-- start Text excerpt --
The fact that you’ve created a strong character doesn’t mean you should write a second book about him. It seems as though some writers are geared to write series books and others are not. Sometimes success will tend to force a series upon a writer. That sort of thing has been happening ever since Shakespeare wrote The Merry Wives of Windsor because Queen Elizabeth wanted to see another play about Falstaff. At this stage of the game, however, it’s not too likely that you’ll have to launch a series as a command performance for royalty. With one unpublished novel to your credit, you still have the freedom to make your own decisions.
The journeyman novelist occasionally has the opportunity to produce books of a sort we haven’t yet discussed—tie-ins, novelizations, and books in someone else’s series.
I haven’t mentioned them previously because they’re the sort of thing a publisher is likely to hand out as an assignment, and it’s highly unlikely your first novel will be assigned to you. Later on, though, when publishers are familiar with you and your work, or when you have an agent who can recommend you for assignments, some of this work may come your way.
Books of this sort aren’t much fun to write. You can’t display a hell of a lot of creativity, nor are you likely to earn substantial sums from them. Writing paperback novels about the Brady Bunch will not make you rich. Turning Grade “B” movie scripts into Grade “C” novels won’t make your name a household word. And there’s a limit to how much pride you can take in having been one of fifty people to write under the umbrella pen name of Nick Carter.
All the same, any assignment that brings the novice novelist money for writing fiction is not all bad. And writing the books can sharpen your craft considerably, whatever the ultimate merits of what you write. There’s a point, certainly, when you should stop accepting these assignments and concentrate instead on your own work, but you can burn that bridge when you come to it.
The tie-in is a book based on someone else’s characters. You generally furnish your own plot, although the publisher or someone from the network may have suggestions to throw into the hopper—which is probably the right place for them.
-- end Text excerpt --
-- start Record list --
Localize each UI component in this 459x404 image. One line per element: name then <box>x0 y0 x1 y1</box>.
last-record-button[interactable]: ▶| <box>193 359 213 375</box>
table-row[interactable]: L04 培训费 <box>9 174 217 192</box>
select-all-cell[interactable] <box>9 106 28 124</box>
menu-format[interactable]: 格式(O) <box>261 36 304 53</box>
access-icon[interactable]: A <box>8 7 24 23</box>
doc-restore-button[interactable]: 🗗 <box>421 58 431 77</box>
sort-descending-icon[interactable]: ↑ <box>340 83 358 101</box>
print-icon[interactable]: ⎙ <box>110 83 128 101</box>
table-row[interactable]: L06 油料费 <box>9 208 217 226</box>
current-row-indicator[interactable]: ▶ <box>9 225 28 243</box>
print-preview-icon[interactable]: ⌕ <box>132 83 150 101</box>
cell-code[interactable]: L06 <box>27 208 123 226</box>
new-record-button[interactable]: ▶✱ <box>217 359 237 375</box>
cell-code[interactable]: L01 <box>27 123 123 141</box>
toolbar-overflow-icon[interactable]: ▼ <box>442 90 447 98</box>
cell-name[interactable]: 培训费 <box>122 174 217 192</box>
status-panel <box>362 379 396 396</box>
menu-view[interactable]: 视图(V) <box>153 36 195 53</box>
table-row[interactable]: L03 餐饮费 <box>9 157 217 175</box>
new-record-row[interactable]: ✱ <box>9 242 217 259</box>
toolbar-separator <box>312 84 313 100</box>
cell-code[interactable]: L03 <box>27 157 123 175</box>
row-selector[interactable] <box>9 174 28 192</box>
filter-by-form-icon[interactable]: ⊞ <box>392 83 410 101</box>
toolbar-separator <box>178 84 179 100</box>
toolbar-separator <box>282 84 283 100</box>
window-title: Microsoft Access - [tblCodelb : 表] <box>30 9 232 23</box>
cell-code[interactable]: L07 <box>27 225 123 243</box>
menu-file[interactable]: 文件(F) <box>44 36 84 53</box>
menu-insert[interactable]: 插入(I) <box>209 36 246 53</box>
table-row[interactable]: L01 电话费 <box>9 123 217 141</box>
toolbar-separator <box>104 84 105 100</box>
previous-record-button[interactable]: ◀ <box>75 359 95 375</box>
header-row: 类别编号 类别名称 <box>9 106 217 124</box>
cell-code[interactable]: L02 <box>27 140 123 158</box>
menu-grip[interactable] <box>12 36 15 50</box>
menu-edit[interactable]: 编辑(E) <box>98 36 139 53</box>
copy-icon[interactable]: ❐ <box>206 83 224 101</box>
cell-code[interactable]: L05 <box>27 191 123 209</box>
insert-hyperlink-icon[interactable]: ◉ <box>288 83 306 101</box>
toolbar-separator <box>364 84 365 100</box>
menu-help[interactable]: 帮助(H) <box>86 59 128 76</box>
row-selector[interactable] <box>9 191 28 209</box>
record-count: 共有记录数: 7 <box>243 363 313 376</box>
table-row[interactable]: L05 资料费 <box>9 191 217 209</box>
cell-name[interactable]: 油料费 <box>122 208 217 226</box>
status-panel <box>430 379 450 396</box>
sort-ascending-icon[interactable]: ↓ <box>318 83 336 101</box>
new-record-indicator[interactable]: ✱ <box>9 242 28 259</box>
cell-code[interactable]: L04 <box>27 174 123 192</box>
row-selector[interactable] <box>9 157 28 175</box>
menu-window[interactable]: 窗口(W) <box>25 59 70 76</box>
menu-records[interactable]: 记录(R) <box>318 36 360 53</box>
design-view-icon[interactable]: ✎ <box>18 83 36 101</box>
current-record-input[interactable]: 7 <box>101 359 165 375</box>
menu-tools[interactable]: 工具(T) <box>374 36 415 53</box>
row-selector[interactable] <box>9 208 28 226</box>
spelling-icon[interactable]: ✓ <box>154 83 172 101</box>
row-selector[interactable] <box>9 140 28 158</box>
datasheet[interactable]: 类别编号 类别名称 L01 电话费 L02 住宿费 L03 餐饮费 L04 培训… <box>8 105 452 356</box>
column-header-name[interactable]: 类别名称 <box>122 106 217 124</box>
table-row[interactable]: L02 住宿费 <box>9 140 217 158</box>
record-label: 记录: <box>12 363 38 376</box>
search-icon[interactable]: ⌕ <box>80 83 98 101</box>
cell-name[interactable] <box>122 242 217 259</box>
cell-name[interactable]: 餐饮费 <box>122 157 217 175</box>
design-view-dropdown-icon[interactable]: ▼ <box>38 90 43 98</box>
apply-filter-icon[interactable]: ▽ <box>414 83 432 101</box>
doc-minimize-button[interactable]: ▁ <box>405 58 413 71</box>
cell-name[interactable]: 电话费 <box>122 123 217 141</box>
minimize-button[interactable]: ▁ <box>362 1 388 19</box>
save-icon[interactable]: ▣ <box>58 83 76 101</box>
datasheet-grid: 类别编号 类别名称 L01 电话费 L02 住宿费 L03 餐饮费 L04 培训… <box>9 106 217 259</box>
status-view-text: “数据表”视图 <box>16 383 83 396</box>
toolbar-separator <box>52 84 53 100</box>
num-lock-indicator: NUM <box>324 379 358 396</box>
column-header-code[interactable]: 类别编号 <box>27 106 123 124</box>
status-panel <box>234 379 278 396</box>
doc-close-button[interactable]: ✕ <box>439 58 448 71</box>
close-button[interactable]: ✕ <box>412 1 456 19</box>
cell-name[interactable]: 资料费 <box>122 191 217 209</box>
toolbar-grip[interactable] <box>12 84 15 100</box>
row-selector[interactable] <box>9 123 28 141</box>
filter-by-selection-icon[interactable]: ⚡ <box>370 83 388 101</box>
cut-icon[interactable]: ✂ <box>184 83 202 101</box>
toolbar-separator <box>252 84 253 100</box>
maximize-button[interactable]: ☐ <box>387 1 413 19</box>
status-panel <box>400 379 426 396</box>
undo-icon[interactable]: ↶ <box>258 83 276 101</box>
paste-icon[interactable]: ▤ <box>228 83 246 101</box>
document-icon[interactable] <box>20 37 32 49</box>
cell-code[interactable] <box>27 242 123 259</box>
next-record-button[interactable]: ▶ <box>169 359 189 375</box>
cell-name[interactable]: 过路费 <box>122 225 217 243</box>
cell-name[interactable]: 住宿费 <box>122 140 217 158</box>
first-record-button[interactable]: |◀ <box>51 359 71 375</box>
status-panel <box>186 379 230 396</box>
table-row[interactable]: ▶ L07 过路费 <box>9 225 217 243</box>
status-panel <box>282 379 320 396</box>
-- end Record list --
**Aim of the task:** Extend the passage on writing tie-ins, novelizations and series books, starting after its last sentence.

**Result:**
I wrote my first detective novel this way. Belmont Books had a deal set for a tie-in novel based on Markham, a series starring Ray Milland. The book I wrote turned out rather well, and my agent agreed it was a shame to waste it as a tie-in so he showed it to Knox Burger, then at Gold Medal. Knox liked it, whereupon I had to redo the book, changing Roy Markham to Ed London and otherwise altering the character. That done, I had to go write yet another book about Markham, which Belmont did indeed publish.
Novelizations are easier in that the whole plot is laid out for you, scene by scene. You’ve got a movie script in front of you and your job is to turn it into prose. It’s very rare that this is anything more than a purely mechanical task, which explains why knowledgeable readers shun those paperbacks that carry notices indicating they were based upon a screenplay. They’re almost invariably lifeless.
The fact that the books sell so well all the same indicates too how few readers are all that knowledgeable, or all that sensitive to writing quality. Sad to say.
Some writers are better at novelizations than others. A pro who can turn out solid acceptable novelizations regularly can count on a decent steady income. A handful have acquired reputations; Leonore Fleischer, for one, is able to demand high advances and preferential royalty rates because of her reputation for delivering a quality product.
Writing books in somebody else’s series is just what it sounds like. I couldn’t say how many people have launched literary careers by being Nick Carter for a couple of books. Here again, the work is thankless and ill-paying, but it’s a way to learn your craft while you get paid for it, and that’s not the worst thing that ever happened to a writer.
You wouldn’t want to spend a career writing this sort of swill, but one book does not a career make. As to whether this sort of hack work is lower than you care to stoop, that’s for you to decide.
If you figure it’ll make you blind, you can always quit when you need glasses.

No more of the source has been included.